- **Exercise task**
Quote the records that follow in full, leaving the pictures out.
┄┄┄┄┄┄
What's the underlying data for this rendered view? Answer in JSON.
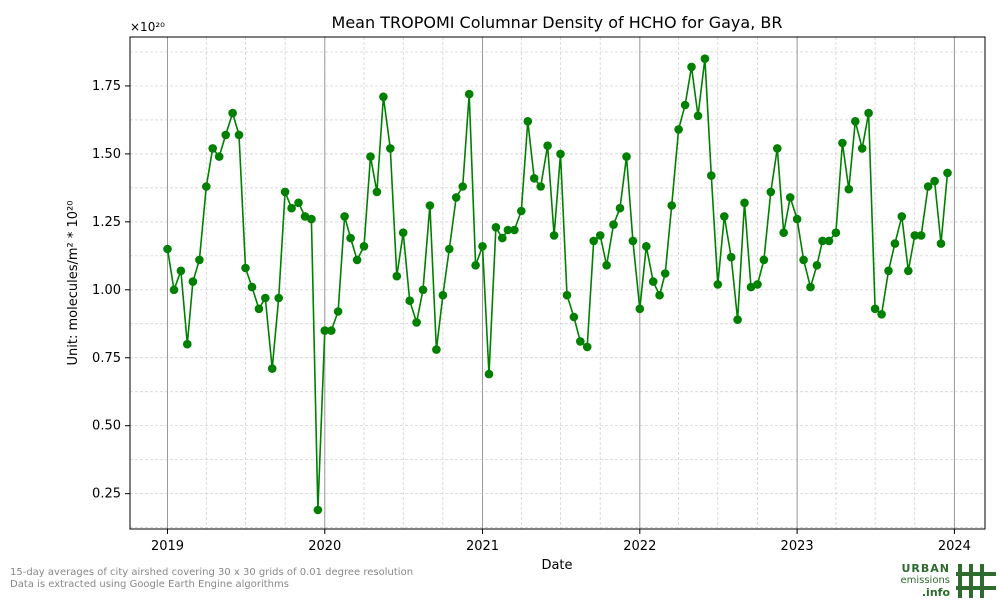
{
  "chart_data": {
    "type": "line",
    "title": "Mean TROPOMI Columnar Density of HCHO for Gaya, BR",
    "xlabel": "Date",
    "ylabel": "Unit: molecules/m² * 10²⁰",
    "y_offset_label": "×10²⁰",
    "ylim": [
      0.12,
      1.93
    ],
    "xlim": [
      "2018-10-06",
      "2024-03-12"
    ],
    "yticks": [
      0.25,
      0.5,
      0.75,
      1.0,
      1.25,
      1.5,
      1.75
    ],
    "ytick_labels": [
      "0.25",
      "0.50",
      "0.75",
      "1.00",
      "1.25",
      "1.50",
      "1.75"
    ],
    "xticks": [
      "2019-01-01",
      "2020-01-01",
      "2021-01-01",
      "2022-01-01",
      "2023-01-01",
      "2024-01-01"
    ],
    "xtick_labels": [
      "2019",
      "2020",
      "2021",
      "2022",
      "2023",
      "2024"
    ],
    "grid": true,
    "line_color": "#008000",
    "marker_color": "#008000",
    "x": [
      "2019-01-01",
      "2019-01-16",
      "2019-02-01",
      "2019-02-16",
      "2019-03-01",
      "2019-03-16",
      "2019-04-01",
      "2019-04-16",
      "2019-05-01",
      "2019-05-16",
      "2019-06-01",
      "2019-06-16",
      "2019-07-01",
      "2019-07-16",
      "2019-08-01",
      "2019-08-16",
      "2019-09-01",
      "2019-09-16",
      "2019-10-01",
      "2019-10-16",
      "2019-11-01",
      "2019-11-16",
      "2019-12-01",
      "2019-12-16",
      "2020-01-01",
      "2020-01-16",
      "2020-02-01",
      "2020-02-16",
      "2020-03-01",
      "2020-03-16",
      "2020-04-01",
      "2020-04-16",
      "2020-05-01",
      "2020-05-16",
      "2020-06-01",
      "2020-06-16",
      "2020-07-01",
      "2020-07-16",
      "2020-08-01",
      "2020-08-16",
      "2020-09-01",
      "2020-09-16",
      "2020-10-01",
      "2020-10-16",
      "2020-11-01",
      "2020-11-16",
      "2020-12-01",
      "2020-12-16",
      "2021-01-01",
      "2021-01-16",
      "2021-02-01",
      "2021-02-16",
      "2021-03-01",
      "2021-03-16",
      "2021-04-01",
      "2021-04-16",
      "2021-05-01",
      "2021-05-16",
      "2021-06-01",
      "2021-06-16",
      "2021-07-01",
      "2021-07-16",
      "2021-08-01",
      "2021-08-16",
      "2021-09-01",
      "2021-09-16",
      "2021-10-01",
      "2021-10-16",
      "2021-11-01",
      "2021-11-16",
      "2021-12-01",
      "2021-12-16",
      "2022-01-01",
      "2022-01-16",
      "2022-02-01",
      "2022-02-16",
      "2022-03-01",
      "2022-03-16",
      "2022-04-01",
      "2022-04-16",
      "2022-05-01",
      "2022-05-16",
      "2022-06-01",
      "2022-06-16",
      "2022-07-01",
      "2022-07-16",
      "2022-08-01",
      "2022-08-16",
      "2022-09-01",
      "2022-09-16",
      "2022-10-01",
      "2022-10-16",
      "2022-11-01",
      "2022-11-16",
      "2022-12-01",
      "2022-12-16",
      "2023-01-01",
      "2023-01-16",
      "2023-02-01",
      "2023-02-16",
      "2023-03-01",
      "2023-03-16",
      "2023-04-01",
      "2023-04-16",
      "2023-05-01",
      "2023-05-16",
      "2023-06-01",
      "2023-06-16",
      "2023-07-01",
      "2023-07-16",
      "2023-08-01",
      "2023-08-16",
      "2023-09-01",
      "2023-09-16",
      "2023-10-01",
      "2023-10-16",
      "2023-11-01",
      "2023-11-16",
      "2023-12-01",
      "2023-12-16"
    ],
    "series": [
      {
        "values": [
          1.15,
          1.0,
          1.07,
          0.8,
          1.03,
          1.11,
          1.38,
          1.52,
          1.49,
          1.57,
          1.65,
          1.57,
          1.08,
          1.01,
          0.93,
          0.97,
          0.71,
          0.97,
          1.36,
          1.3,
          1.32,
          1.27,
          1.26,
          0.19,
          0.85,
          0.85,
          0.92,
          1.27,
          1.19,
          1.11,
          1.16,
          1.49,
          1.36,
          1.71,
          1.52,
          1.05,
          1.21,
          0.96,
          0.88,
          1.0,
          1.31,
          0.78,
          0.98,
          1.15,
          1.34,
          1.38,
          1.72,
          1.09,
          1.16,
          0.69,
          1.23,
          1.19,
          1.22,
          1.22,
          1.29,
          1.62,
          1.41,
          1.38,
          1.53,
          1.2,
          1.5,
          0.98,
          0.9,
          0.81,
          0.79,
          1.18,
          1.2,
          1.09,
          1.24,
          1.3,
          1.49,
          1.18,
          0.93,
          1.16,
          1.03,
          0.98,
          1.06,
          1.31,
          1.59,
          1.68,
          1.82,
          1.64,
          1.85,
          1.42,
          1.02,
          1.27,
          1.12,
          0.89,
          1.32,
          1.01,
          1.02,
          1.11,
          1.36,
          1.52,
          1.21,
          1.34,
          1.26,
          1.11,
          1.01,
          1.09,
          1.18,
          1.18,
          1.21,
          1.54,
          1.37,
          1.62,
          1.52,
          1.65,
          0.93,
          0.91,
          1.07,
          1.17,
          1.27,
          1.07,
          1.2,
          1.2,
          1.38,
          1.4,
          1.17,
          1.43
        ]
      }
    ]
  },
  "footnote": {
    "line1": "15-day averages of city airshed covering 30 x 30 grids of 0.01 degree resolution",
    "line2": "Data is extracted using Google Earth Engine algorithms"
  },
  "logo": {
    "line1": "URBAN",
    "line2": "emissions",
    "line3": ".info",
    "color": "#2e6b2e"
  }
}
┄┄┄┄┄┄
- **Response**
What's the underlying data for this rendered view? Answer in JSON.
{
  "chart_data": {
    "type": "line",
    "title": "Mean TROPOMI Columnar Density of HCHO for Gaya, BR",
    "xlabel": "Date",
    "ylabel": "Unit: molecules/m² * 10²⁰",
    "y_offset_label": "×10²⁰",
    "ylim": [
      0.12,
      1.93
    ],
    "xlim": [
      "2018-10-06",
      "2024-03-12"
    ],
    "yticks": [
      0.25,
      0.5,
      0.75,
      1.0,
      1.25,
      1.5,
      1.75
    ],
    "ytick_labels": [
      "0.25",
      "0.50",
      "0.75",
      "1.00",
      "1.25",
      "1.50",
      "1.75"
    ],
    "xticks": [
      "2019-01-01",
      "2020-01-01",
      "2021-01-01",
      "2022-01-01",
      "2023-01-01",
      "2024-01-01"
    ],
    "xtick_labels": [
      "2019",
      "2020",
      "2021",
      "2022",
      "2023",
      "2024"
    ],
    "grid": true,
    "line_color": "#008000",
    "marker_color": "#008000",
    "x": [
      "2019-01-01",
      "2019-01-16",
      "2019-02-01",
      "2019-02-16",
      "2019-03-01",
      "2019-03-16",
      "2019-04-01",
      "2019-04-16",
      "2019-05-01",
      "2019-05-16",
      "2019-06-01",
      "2019-06-16",
      "2019-07-01",
      "2019-07-16",
      "2019-08-01",
      "2019-08-16",
      "2019-09-01",
      "2019-09-16",
      "2019-10-01",
      "2019-10-16",
      "2019-11-01",
      "2019-11-16",
      "2019-12-01",
      "2019-12-16",
      "2020-01-01",
      "2020-01-16",
      "2020-02-01",
      "2020-02-16",
      "2020-03-01",
      "2020-03-16",
      "2020-04-01",
      "2020-04-16",
      "2020-05-01",
      "2020-05-16",
      "2020-06-01",
      "2020-06-16",
      "2020-07-01",
      "2020-07-16",
      "2020-08-01",
      "2020-08-16",
      "2020-09-01",
      "2020-09-16",
      "2020-10-01",
      "2020-10-16",
      "2020-11-01",
      "2020-11-16",
      "2020-12-01",
      "2020-12-16",
      "2021-01-01",
      "2021-01-16",
      "2021-02-01",
      "2021-02-16",
      "2021-03-01",
      "2021-03-16",
      "2021-04-01",
      "2021-04-16",
      "2021-05-01",
      "2021-05-16",
      "2021-06-01",
      "2021-06-16",
      "2021-07-01",
      "2021-07-16",
      "2021-08-01",
      "2021-08-16",
      "2021-09-01",
      "2021-09-16",
      "2021-10-01",
      "2021-10-16",
      "2021-11-01",
      "2021-11-16",
      "2021-12-01",
      "2021-12-16",
      "2022-01-01",
      "2022-01-16",
      "2022-02-01",
      "2022-02-16",
      "2022-03-01",
      "2022-03-16",
      "2022-04-01",
      "2022-04-16",
      "2022-05-01",
      "2022-05-16",
      "2022-06-01",
      "2022-06-16",
      "2022-07-01",
      "2022-07-16",
      "2022-08-01",
      "2022-08-16",
      "2022-09-01",
      "2022-09-16",
      "2022-10-01",
      "2022-10-16",
      "2022-11-01",
      "2022-11-16",
      "2022-12-01",
      "2022-12-16",
      "2023-01-01",
      "2023-01-16",
      "2023-02-01",
      "2023-02-16",
      "2023-03-01",
      "2023-03-16",
      "2023-04-01",
      "2023-04-16",
      "2023-05-01",
      "2023-05-16",
      "2023-06-01",
      "2023-06-16",
      "2023-07-01",
      "2023-07-16",
      "2023-08-01",
      "2023-08-16",
      "2023-09-01",
      "2023-09-16",
      "2023-10-01",
      "2023-10-16",
      "2023-11-01",
      "2023-11-16",
      "2023-12-01",
      "2023-12-16"
    ],
    "series": [
      {
        "values": [
          1.15,
          1.0,
          1.07,
          0.8,
          1.03,
          1.11,
          1.38,
          1.52,
          1.49,
          1.57,
          1.65,
          1.57,
          1.08,
          1.01,
          0.93,
          0.97,
          0.71,
          0.97,
          1.36,
          1.3,
          1.32,
          1.27,
          1.26,
          0.19,
          0.85,
          0.85,
          0.92,
          1.27,
          1.19,
          1.11,
          1.16,
          1.49,
          1.36,
          1.71,
          1.52,
          1.05,
          1.21,
          0.96,
          0.88,
          1.0,
          1.31,
          0.78,
          0.98,
          1.15,
          1.34,
          1.38,
          1.72,
          1.09,
          1.16,
          0.69,
          1.23,
          1.19,
          1.22,
          1.22,
          1.29,
          1.62,
          1.41,
          1.38,
          1.53,
          1.2,
          1.5,
          0.98,
          0.9,
          0.81,
          0.79,
          1.18,
          1.2,
          1.09,
          1.24,
          1.3,
          1.49,
          1.18,
          0.93,
          1.16,
          1.03,
          0.98,
          1.06,
          1.31,
          1.59,
          1.68,
          1.82,
          1.64,
          1.85,
          1.42,
          1.02,
          1.27,
          1.12,
          0.89,
          1.32,
          1.01,
          1.02,
          1.11,
          1.36,
          1.52,
          1.21,
          1.34,
          1.26,
          1.11,
          1.01,
          1.09,
          1.18,
          1.18,
          1.21,
          1.54,
          1.37,
          1.62,
          1.52,
          1.65,
          0.93,
          0.91,
          1.07,
          1.17,
          1.27,
          1.07,
          1.2,
          1.2,
          1.38,
          1.4,
          1.17,
          1.43
        ]
      }
    ]
  },
  "footnote": {
    "line1": "15-day averages of city airshed covering 30 x 30 grids of 0.01 degree resolution",
    "line2": "Data is extracted using Google Earth Engine algorithms"
  },
  "logo": {
    "line1": "URBAN",
    "line2": "emissions",
    "line3": ".info",
    "color": "#2e6b2e"
  }
}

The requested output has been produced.